[Dataset items]
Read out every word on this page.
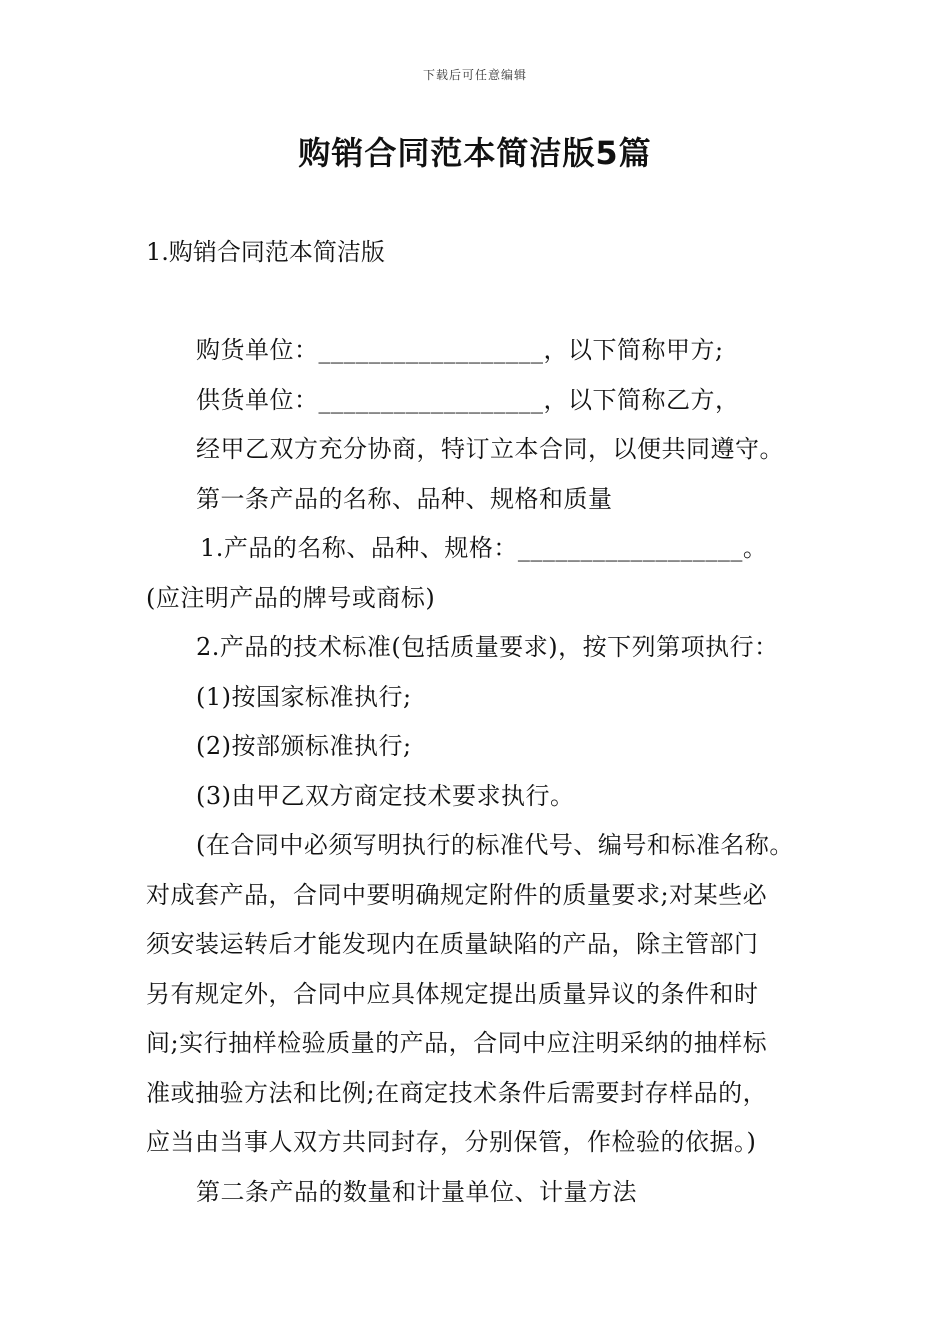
下载后可任意编辑
购销合同范本简洁版5篇
1.购销合同范本简洁版
购货单位：__________________，以下简称甲方;
供货单位：__________________，以下简称乙方，
经甲乙双方充分协商，特订立本合同，以便共同遵守。
第一条产品的名称、品种、规格和质量
1.产品的名称、品种、规格：__________________。
(应注明产品的牌号或商标)
2.产品的技术标准(包括质量要求)，按下列第项执行：
(1)按国家标准执行;
(2)按部颁标准执行;
(3)由甲乙双方商定技术要求执行。
(在合同中必须写明执行的标准代号、编号和标准名称。
对成套产品，合同中要明确规定附件的质量要求;对某些必
须安装运转后才能发现内在质量缺陷的产品，除主管部门
另有规定外，合同中应具体规定提出质量异议的条件和时
间;实行抽样检验质量的产品，合同中应注明采纳的抽样标
准或抽验方法和比例;在商定技术条件后需要封存样品的，
应当由当事人双方共同封存，分别保管，作检验的依据。)
第二条产品的数量和计量单位、计量方法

> [STATED GOAL]: Any pictures should be dropped; transcribe the rest of the records above exactly.

> [SOLUTION FOR THIS PROBLEM]:
Read out every word on this page.
下载后可任意编辑
购销合同范本简洁版5篇
1.购销合同范本简洁版
购货单位：__________________，以下简称甲方;
供货单位：__________________，以下简称乙方，
经甲乙双方充分协商，特订立本合同，以便共同遵守。
第一条产品的名称、品种、规格和质量
1.产品的名称、品种、规格：__________________。
(应注明产品的牌号或商标)
2.产品的技术标准(包括质量要求)，按下列第项执行：
(1)按国家标准执行;
(2)按部颁标准执行;
(3)由甲乙双方商定技术要求执行。
(在合同中必须写明执行的标准代号、编号和标准名称。
对成套产品，合同中要明确规定附件的质量要求;对某些必
须安装运转后才能发现内在质量缺陷的产品，除主管部门
另有规定外，合同中应具体规定提出质量异议的条件和时
间;实行抽样检验质量的产品，合同中应注明采纳的抽样标
准或抽验方法和比例;在商定技术条件后需要封存样品的，
应当由当事人双方共同封存，分别保管，作检验的依据。)
第二条产品的数量和计量单位、计量方法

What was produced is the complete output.